A.2. L'a.s.b.l. Vereniging voor Grensarbeiders produit la preuve de la publication de ses statuts et des modifications des statuts aux annexes du Moniteur belge et de la décision du conseil d'administration d'introduire un recours en annulation du décret entrepris. Aux termes de l'article 3 de ses statuts, elle a pour objet « la défense des intérêts des travailleurs migrants et ce dans tous les domaines de la société ». L'objet originaire de l'association portait, il est vrai, sur « les intérêts des travailleurs frontaliers », mais, selon la partie requérante, la notion de « travailleur frontalier » n'était pas définie en droit (fiscal) belge. Cette notion était dès lors dépourvue de portée juridique explicite aux yeux des fondateurs de l'association requérante, mais elle visait la situation d'un travailleur qui travaillait au delà de la frontière. Ce n'est que par l'adoption du décret entrepris que cette notion reçut une signification plus restrictive en droit fiscal régional. Sur ce, la partie requérante a précisé son objet social. Elle ajoute qu'elle défend les intérêts de ses membres non seulement au niveau fiscal mais dans tous les domaines de la société, si bien qu'il est illogique de vouloir comprendre uniquement au sens fiscal, du moins telle que cette notion est décrite dans le décret entrepris, la notion de travailleurs frontaliers, telle qu'elle figurait à l'origine dans l'objet social de l'association.
La partie requérante estime avoir défendu de manière durable les intérêts des travailleurs migrants. Dans le cadre du recours en annulation du décret du 9 juin 1998, introduit par la partie requérante, celle-ci a déjà souligné que le décret présentement entrepris établissait une nouvelle discrimination (arrêt n° 126/99, A.11). Elle renvoie ensuite au fait « qu'elle adresse régulièrement des écrits à ses membres, diffuse une revue destinée aux membres, a organisé une journée d'étude et contacte régulièrement les responsables politiques (belges et étrangers) » aux fins de défendre les intérêts des travailleurs qui travaillent au delà de la frontière.
A titre d'exemple, la partie requérante a joint à son mémoire en réponse quelques lettres qui doivent étayer l'activité durable de l'association dans l'intérêt des travailleurs migrants.
La partie requérante réfute la thèse du Gouvernement flamand selon laquelle elle porterait atteinte, par son recours en annulation, aux intérêts des travailleurs frontaliers. Sa requête dénonce essentiellement le fait que la distinction entre les travailleurs frontaliers définis dans le décret entrepris et les autres travailleurs qui travaillent au delà de la frontière est discriminatoire. En outre, l'annulation de la définition restrictive de la notion de « travailleur frontalier » n'implique pas qu'ils perdent leur droit à une modération du précompte immobilier. Pareille annulation aurait uniquement pour effet que la réduction accordée s'applique à tous les travailleurs qui travaillent au delà de la frontière.

▬▬▬

● **PROBLÈME À RÉSOUDRE**: Dans l'extrait sur le recours de l'association, reprenez le passage situé entre « La partie requérante estime » et « l'intérêt des travailleurs migrants. » inclus, en remplaçant « travailleurs migrants » par « travailleurs transfrontaliers ».

● **LIGNES FOURNIES**:
▬▬▬

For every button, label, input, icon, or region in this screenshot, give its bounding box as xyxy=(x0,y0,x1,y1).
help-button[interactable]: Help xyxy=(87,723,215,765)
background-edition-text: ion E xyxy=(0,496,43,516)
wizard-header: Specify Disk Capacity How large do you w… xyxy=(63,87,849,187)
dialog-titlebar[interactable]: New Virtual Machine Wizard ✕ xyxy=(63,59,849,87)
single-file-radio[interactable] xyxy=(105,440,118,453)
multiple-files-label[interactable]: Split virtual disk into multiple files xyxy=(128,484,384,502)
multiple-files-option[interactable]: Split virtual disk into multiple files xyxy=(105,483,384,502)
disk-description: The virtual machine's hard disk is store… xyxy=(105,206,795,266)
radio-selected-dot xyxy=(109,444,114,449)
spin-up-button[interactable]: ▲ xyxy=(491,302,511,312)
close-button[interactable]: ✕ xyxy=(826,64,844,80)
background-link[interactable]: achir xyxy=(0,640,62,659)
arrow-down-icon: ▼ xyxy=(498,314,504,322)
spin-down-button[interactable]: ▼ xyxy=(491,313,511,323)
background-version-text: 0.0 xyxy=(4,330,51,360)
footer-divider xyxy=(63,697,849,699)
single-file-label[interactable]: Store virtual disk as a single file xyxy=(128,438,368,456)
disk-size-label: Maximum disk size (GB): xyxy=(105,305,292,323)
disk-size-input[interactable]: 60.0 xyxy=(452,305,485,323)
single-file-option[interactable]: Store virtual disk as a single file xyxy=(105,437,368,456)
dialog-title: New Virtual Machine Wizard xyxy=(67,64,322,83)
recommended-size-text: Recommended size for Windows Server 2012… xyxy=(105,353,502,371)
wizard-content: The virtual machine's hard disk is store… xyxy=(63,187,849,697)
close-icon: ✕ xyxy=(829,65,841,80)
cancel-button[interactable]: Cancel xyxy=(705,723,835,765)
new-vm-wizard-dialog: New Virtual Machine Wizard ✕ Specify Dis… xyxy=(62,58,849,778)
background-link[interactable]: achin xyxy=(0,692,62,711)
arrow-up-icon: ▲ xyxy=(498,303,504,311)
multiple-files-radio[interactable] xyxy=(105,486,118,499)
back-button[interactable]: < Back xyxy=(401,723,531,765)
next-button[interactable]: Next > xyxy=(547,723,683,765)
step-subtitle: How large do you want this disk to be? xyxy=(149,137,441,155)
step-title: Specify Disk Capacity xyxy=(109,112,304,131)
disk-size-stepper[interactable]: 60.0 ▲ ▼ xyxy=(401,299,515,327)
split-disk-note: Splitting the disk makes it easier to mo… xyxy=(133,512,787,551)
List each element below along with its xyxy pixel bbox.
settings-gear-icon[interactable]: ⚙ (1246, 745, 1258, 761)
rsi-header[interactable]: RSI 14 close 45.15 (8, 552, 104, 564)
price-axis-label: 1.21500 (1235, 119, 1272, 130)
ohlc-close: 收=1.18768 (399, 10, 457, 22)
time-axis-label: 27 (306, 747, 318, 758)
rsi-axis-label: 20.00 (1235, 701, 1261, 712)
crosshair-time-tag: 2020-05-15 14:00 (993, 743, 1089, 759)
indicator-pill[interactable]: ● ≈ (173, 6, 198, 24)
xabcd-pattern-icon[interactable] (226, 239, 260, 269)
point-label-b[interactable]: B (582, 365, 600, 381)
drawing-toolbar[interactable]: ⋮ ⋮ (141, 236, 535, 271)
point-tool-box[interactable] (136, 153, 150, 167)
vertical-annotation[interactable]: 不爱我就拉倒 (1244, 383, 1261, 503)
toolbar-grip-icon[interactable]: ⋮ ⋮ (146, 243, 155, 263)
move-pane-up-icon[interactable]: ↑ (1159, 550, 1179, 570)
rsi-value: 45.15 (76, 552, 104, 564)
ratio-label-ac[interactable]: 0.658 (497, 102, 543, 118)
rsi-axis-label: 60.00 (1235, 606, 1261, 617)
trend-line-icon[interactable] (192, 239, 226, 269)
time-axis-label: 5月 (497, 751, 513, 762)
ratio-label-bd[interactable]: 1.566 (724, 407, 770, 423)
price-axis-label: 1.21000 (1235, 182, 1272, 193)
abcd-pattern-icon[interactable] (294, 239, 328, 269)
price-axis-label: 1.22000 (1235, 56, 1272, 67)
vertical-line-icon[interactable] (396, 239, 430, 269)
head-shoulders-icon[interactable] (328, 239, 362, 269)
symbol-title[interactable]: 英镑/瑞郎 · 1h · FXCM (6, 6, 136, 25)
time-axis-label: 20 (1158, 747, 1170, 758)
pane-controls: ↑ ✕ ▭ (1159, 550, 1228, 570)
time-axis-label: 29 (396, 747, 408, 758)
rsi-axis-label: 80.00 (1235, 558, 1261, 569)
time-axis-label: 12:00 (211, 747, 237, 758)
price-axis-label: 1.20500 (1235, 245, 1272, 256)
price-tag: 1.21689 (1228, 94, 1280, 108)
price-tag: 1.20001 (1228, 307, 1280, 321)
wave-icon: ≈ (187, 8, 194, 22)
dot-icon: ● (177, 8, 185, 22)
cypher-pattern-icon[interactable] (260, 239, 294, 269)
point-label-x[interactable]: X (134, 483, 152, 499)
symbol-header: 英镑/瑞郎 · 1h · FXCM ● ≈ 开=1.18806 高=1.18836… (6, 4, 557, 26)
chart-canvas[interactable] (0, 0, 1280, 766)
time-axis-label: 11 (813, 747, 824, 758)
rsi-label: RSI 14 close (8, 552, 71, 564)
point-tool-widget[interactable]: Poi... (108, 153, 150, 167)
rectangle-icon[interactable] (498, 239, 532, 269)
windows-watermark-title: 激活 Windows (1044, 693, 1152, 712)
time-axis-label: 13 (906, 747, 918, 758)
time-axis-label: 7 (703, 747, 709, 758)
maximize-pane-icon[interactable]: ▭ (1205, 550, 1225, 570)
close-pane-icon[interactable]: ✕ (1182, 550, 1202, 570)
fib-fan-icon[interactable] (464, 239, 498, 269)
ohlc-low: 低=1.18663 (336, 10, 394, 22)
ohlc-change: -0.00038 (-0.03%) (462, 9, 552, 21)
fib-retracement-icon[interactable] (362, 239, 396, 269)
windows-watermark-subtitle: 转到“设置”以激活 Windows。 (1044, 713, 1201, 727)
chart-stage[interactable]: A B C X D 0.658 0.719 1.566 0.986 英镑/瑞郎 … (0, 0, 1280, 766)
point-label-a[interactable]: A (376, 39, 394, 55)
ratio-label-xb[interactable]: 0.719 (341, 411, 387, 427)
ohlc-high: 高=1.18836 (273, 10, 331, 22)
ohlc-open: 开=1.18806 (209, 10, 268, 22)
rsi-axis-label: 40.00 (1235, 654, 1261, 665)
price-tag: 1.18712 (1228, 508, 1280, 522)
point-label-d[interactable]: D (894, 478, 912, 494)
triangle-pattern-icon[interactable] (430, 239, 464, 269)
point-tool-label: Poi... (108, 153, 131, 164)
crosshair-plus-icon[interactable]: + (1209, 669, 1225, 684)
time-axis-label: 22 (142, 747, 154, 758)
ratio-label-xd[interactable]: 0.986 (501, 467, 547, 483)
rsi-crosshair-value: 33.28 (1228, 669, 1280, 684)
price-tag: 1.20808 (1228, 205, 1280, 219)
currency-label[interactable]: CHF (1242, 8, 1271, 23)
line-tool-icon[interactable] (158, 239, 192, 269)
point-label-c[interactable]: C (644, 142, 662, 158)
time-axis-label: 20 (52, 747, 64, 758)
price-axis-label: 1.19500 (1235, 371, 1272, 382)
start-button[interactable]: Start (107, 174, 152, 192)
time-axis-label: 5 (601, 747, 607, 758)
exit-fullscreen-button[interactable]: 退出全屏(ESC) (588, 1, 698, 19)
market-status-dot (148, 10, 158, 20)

▬▬▬

● **TÂCHE ACCOMPLIE**:
La partie requérante estime avoir défendu de manière durable les intérêts des travailleurs transfrontaliers. Dans le cadre du recours en annulation du décret du 9 juin 1998, introduit par la partie requérante, celle-ci a déjà souligné que le décret présentement entrepris établissait une nouvelle discrimination (arrêt n° 126/99, A.11). Elle renvoie ensuite au fait « qu'elle adresse régulièrement des écrits à ses membres, diffuse une revue destinée aux membres, a organisé une journée d'étude et contacte régulièrement les responsables politiques (belges et étrangers) » aux fins de défendre les intérêts des travailleurs qui travaillent au delà de la frontière.
A titre d'exemple, la partie requérante a joint à son mémoire en réponse quelques lettres qui doivent étayer l'activité durable de l'association dans l'intérêt des travailleurs transfrontaliers.